Task requirements: Pull out every line below that contains the word "till".

Dataset listings of figures:
------------------------------------------------------------------------
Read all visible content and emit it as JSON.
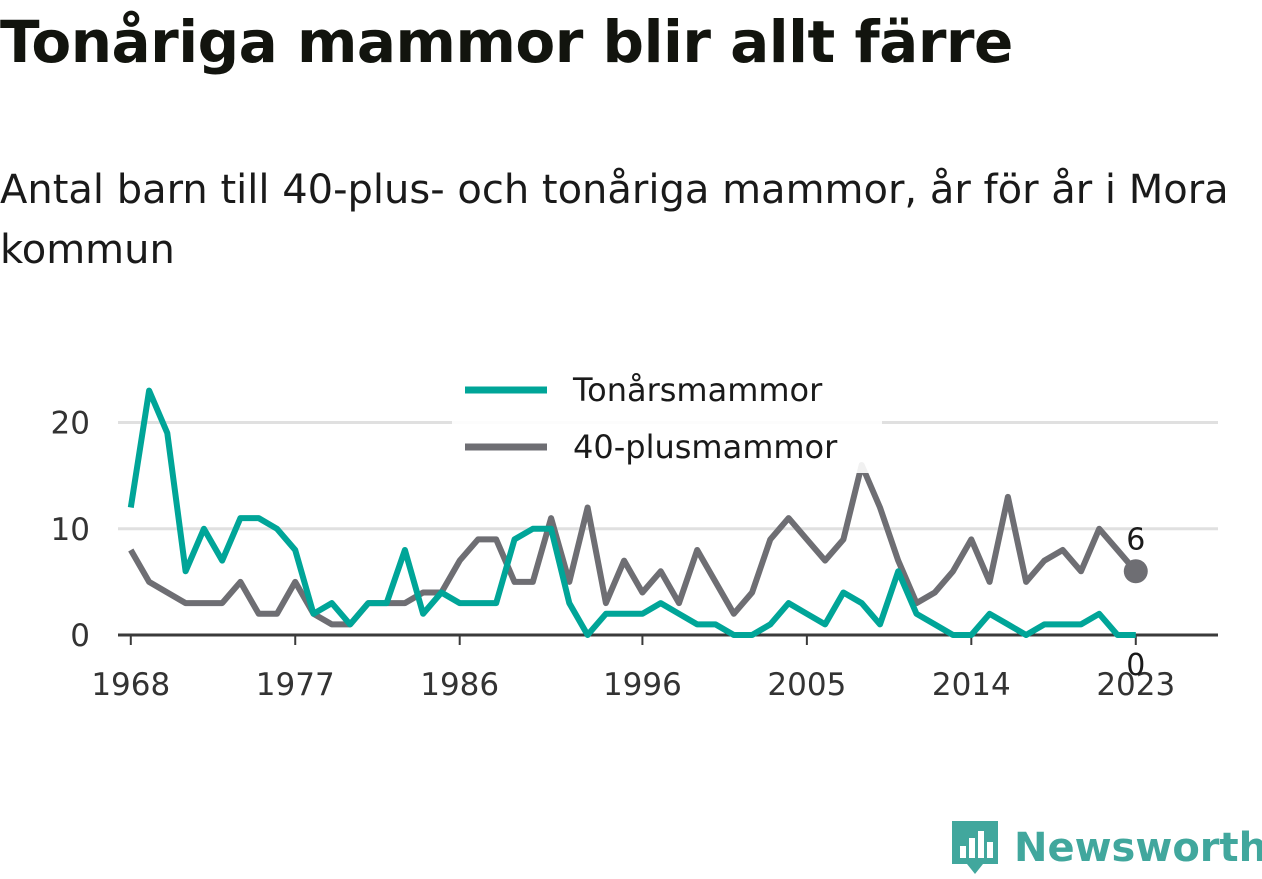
{
  "title": "Tonåriga mammor blir allt färre",
  "subtitle": "Antal barn till 40-plus- och tonåriga mammor, år för år i Mora kommun",
  "brand": {
    "name": "Newsworthy",
    "icon": "newsworthy-logo-icon",
    "color": "#41a79d"
  },
  "chart_data": {
    "type": "line",
    "title": "Tonåriga mammor blir allt färre",
    "subtitle": "Antal barn till 40-plus- och tonåriga mammor, år för år i Mora kommun",
    "xlabel": "",
    "ylabel": "",
    "x": [
      1968,
      1969,
      1970,
      1971,
      1972,
      1973,
      1974,
      1975,
      1976,
      1977,
      1978,
      1979,
      1980,
      1981,
      1982,
      1983,
      1984,
      1985,
      1986,
      1987,
      1988,
      1989,
      1990,
      1991,
      1992,
      1993,
      1994,
      1995,
      1996,
      1997,
      1998,
      1999,
      2000,
      2001,
      2002,
      2003,
      2004,
      2005,
      2006,
      2007,
      2008,
      2009,
      2010,
      2011,
      2012,
      2013,
      2014,
      2015,
      2016,
      2017,
      2018,
      2019,
      2020,
      2021,
      2022,
      2023
    ],
    "xticks": [
      "1968",
      "1977",
      "1986",
      "1996",
      "2005",
      "2014",
      "2023"
    ],
    "yticks": [
      "0",
      "10",
      "20"
    ],
    "xlim": [
      1967.3,
      2027.5
    ],
    "ylim": [
      0,
      24
    ],
    "grid": true,
    "legend_position": "top-center",
    "series": [
      {
        "name": "Tonårsmammor",
        "color": "#00a598",
        "values": [
          12,
          23,
          19,
          6,
          10,
          7,
          11,
          11,
          10,
          8,
          2,
          3,
          1,
          3,
          3,
          8,
          2,
          4,
          3,
          3,
          3,
          9,
          10,
          10,
          3,
          0,
          2,
          2,
          2,
          3,
          2,
          1,
          1,
          0,
          0,
          1,
          3,
          2,
          1,
          4,
          3,
          1,
          6,
          2,
          1,
          0,
          0,
          2,
          1,
          0,
          1,
          1,
          1,
          2,
          0,
          0
        ],
        "end_label": "0"
      },
      {
        "name": "40-plusmammor",
        "color": "#6e6e73",
        "values": [
          8,
          5,
          4,
          3,
          3,
          3,
          5,
          2,
          2,
          5,
          2,
          1,
          1,
          3,
          3,
          3,
          4,
          4,
          7,
          9,
          9,
          5,
          5,
          11,
          5,
          12,
          3,
          7,
          4,
          6,
          3,
          8,
          5,
          2,
          4,
          9,
          11,
          9,
          7,
          9,
          16,
          12,
          7,
          3,
          4,
          6,
          9,
          5,
          13,
          5,
          7,
          8,
          6,
          10,
          8,
          6
        ],
        "end_label": "6"
      }
    ]
  }
}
------------------------------------------------------------------------
The output:
  "subtitle": "Antal barn till 40-plus- och tonåriga mammor, år för år i Mora kommun",
    "subtitle": "Antal barn till 40-plus- och tonåriga mammor, år för år i Mora kommun",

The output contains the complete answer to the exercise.